§ **Job**
Gather each line containing the string "What" from these entries.
= = = = = = =
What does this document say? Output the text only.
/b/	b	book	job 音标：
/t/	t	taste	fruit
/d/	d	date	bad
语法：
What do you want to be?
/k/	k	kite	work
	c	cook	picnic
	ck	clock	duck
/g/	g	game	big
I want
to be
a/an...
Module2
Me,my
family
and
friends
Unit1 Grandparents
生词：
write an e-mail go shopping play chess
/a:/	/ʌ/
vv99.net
= = = = = = =
§ **Exercise response**
What does this document say? Output the text only.
What do you want to be?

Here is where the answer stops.